Exercise description: In the entries below, how many lines hold the string "πλοίου"? Give only the number.

Data shown:
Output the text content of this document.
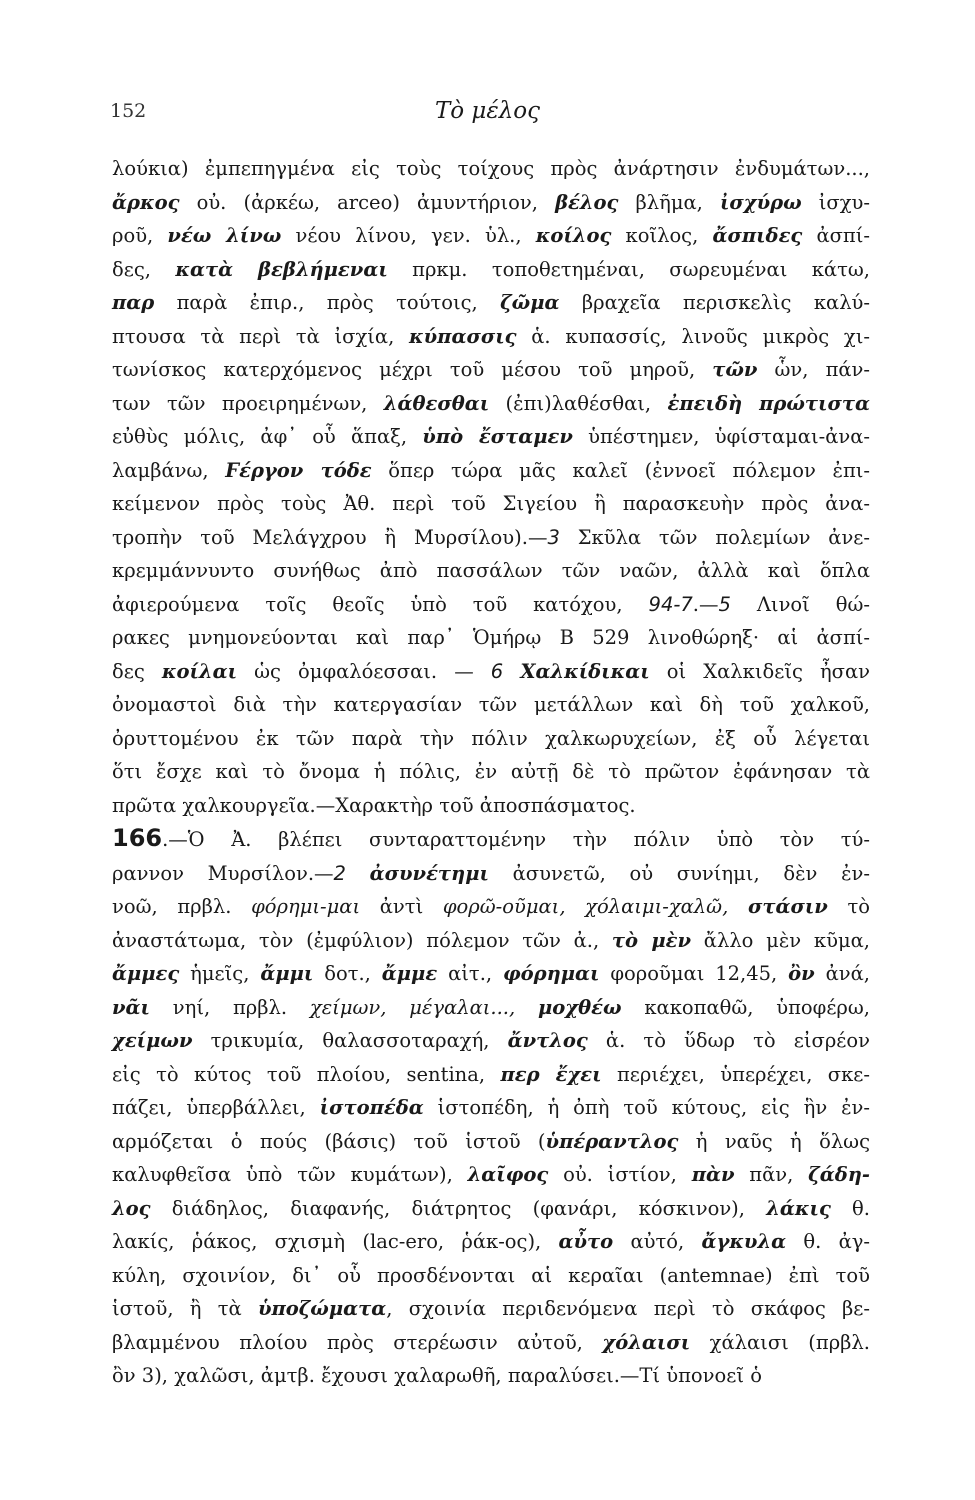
152	Τὸ μέλος
λούκια) ἐμπεπηγμένα εἰς τοὺς τοίχους πρὸς ἀνάρτησιν ἐνδυμάτων...,
ἄρκος οὐ. (ἀρκέω, arceo) ἀμυντήριον, βέλος βλῆμα, ἰσχύρω ἰσχυ-
ροῦ, νέω λίνω νέου λίνου, γεν. ὑλ., κοίλος κοῖλος, ἄσπιδες ἀσπί-
δες, κατὰ βεβλήμεναι πρκμ. τοποθετημέναι, σωρευμέναι κάτω,
παρ παρὰ ἐπιρ., πρὸς τούτοις, ζῶμα βραχεῖα περισκελὶς καλύ-
πτουσα τὰ περὶ τὰ ἰσχία, κύπασσις ἁ. κυπασσίς, λινοῦς μικρὸς χι-
τωνίσκος κατερχόμενος μέχρι τοῦ μέσου τοῦ μηροῦ, τῶν ὧν, πάν-
των τῶν προειρημένων, λάθεσθαι (ἐπι)λαθέσθαι, ἐπειδὴ πρώτιστα
εὐθὺς μόλις, ἀφ᾽ οὗ ἅπαξ, ὑπὸ ἔσταμεν ὑπέστημεν, ὑφίσταμαι-ἀνα-
λαμβάνω, Ϝέργον τόδε ὅπερ τώρα μᾶς καλεῖ (ἐννοεῖ πόλεμον ἐπι-
κείμενον πρὸς τοὺς Ἀθ. περὶ τοῦ Σιγείου ἢ παρασκευὴν πρὸς ἀνα-
τροπὴν τοῦ Μελάγχρου ἢ Μυρσίλου).—3 Σκῦλα τῶν πολεμίων ἀνε-
κρεμμάννυντο συνήθως ἀπὸ πασσάλων τῶν ναῶν, ἀλλὰ καὶ ὅπλα
ἀφιερούμενα τοῖς θεοῖς ὑπὸ τοῦ κατόχου, 94-7.—5 Λινοῖ θώ-
ρακες μνημονεύονται καὶ παρ᾽ Ὁμήρῳ Β 529 λινοθώρηξ· αἱ ἀσπί-
δες κοίλαι ὡς ὀμφαλόεσσαι. — 6 Χαλκίδικαι οἱ Χαλκιδεῖς ἦσαν
ὀνομαστοὶ διὰ τὴν κατεργασίαν τῶν μετάλλων καὶ δὴ τοῦ χαλκοῦ,
ὀρυττομένου ἐκ τῶν παρὰ τὴν πόλιν χαλκωρυχείων, ἐξ οὗ λέγεται
ὅτι ἔσχε καὶ τὸ ὄνομα ἡ πόλις, ἐν αὐτῇ δὲ τὸ πρῶτον ἐφάνησαν τὰ
πρῶτα χαλκουργεῖα.—Χαρακτὴρ τοῦ ἀποσπάσματος.
166.—Ὁ Ἀ. βλέπει συνταραττομένην τὴν πόλιν ὑπὸ τὸν τύ-
ραννον Μυρσίλον.—2 ἀσυνέτημι ἀσυνετῶ, οὐ συνίημι, δὲν ἐν-
νοῶ, πρβλ. φόρημι-μαι ἀντὶ φορῶ-οῦμαι, χόλαιμι-χαλῶ, στάσιν τὸ
ἀναστάτωμα, τὸν (ἐμφύλιον) πόλεμον τῶν ἀ., τὸ μὲν ἄλλο μὲν κῦμα,
ἄμμες ἡμεῖς, ἄμμι δοτ., ἄμμε αἰτ., φόρημαι φοροῦμαι 12,45, ὂν ἀνά,
νᾶι νηί, πρβλ. χείμων, μέγαλαι..., μοχθέω κακοπαθῶ, ὑποφέρω,
χείμων τρικυμία, θαλασσοταραχή, ἄντλος ἁ. τὸ ὕδωρ τὸ εἰσρέον
εἰς τὸ κύτος τοῦ πλοίου, sentina, περ ἔχει περιέχει, ὑπερέχει, σκε-
πάζει, ὑπερβάλλει, ἰστοπέδα ἱστοπέδη, ἡ ὀπὴ τοῦ κύτους, εἰς ἣν ἐν-
αρμόζεται ὁ πούς (βάσις) τοῦ ἱστοῦ (ὑπέραντλος ἡ ναῦς ἡ ὅλως
καλυφθεῖσα ὑπὸ τῶν κυμάτων), λαῖφος οὐ. ἱστίον, πὰν πᾶν, ζάδη-
λος διάδηλος, διαφανής, διάτρητος (φανάρι, κόσκινον), λάκις θ.
λακίς, ῥάκος, σχισμὴ (lac-ero, ῥάκ-ος), αὖτο αὐτό, ἄγκυλα θ. ἀγ-
κύλη, σχοινίον, δι᾽ οὗ προσδένονται αἱ κεραῖαι (antemnae) ἐπὶ τοῦ
ἱστοῦ, ἢ τὰ ὑποζώματα, σχοινία περιδενόμενα περὶ τὸ σκάφος βε-
βλαμμένου πλοίου πρὸς στερέωσιν αὐτοῦ, χόλαισι χάλαισι (πρβλ.
ὂν 3), χαλῶσι, ἀμτβ. ἔχουσι χαλαρωθῆ, παραλύσει.—Τί ὑπονοεῖ ὁ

Complete output: 2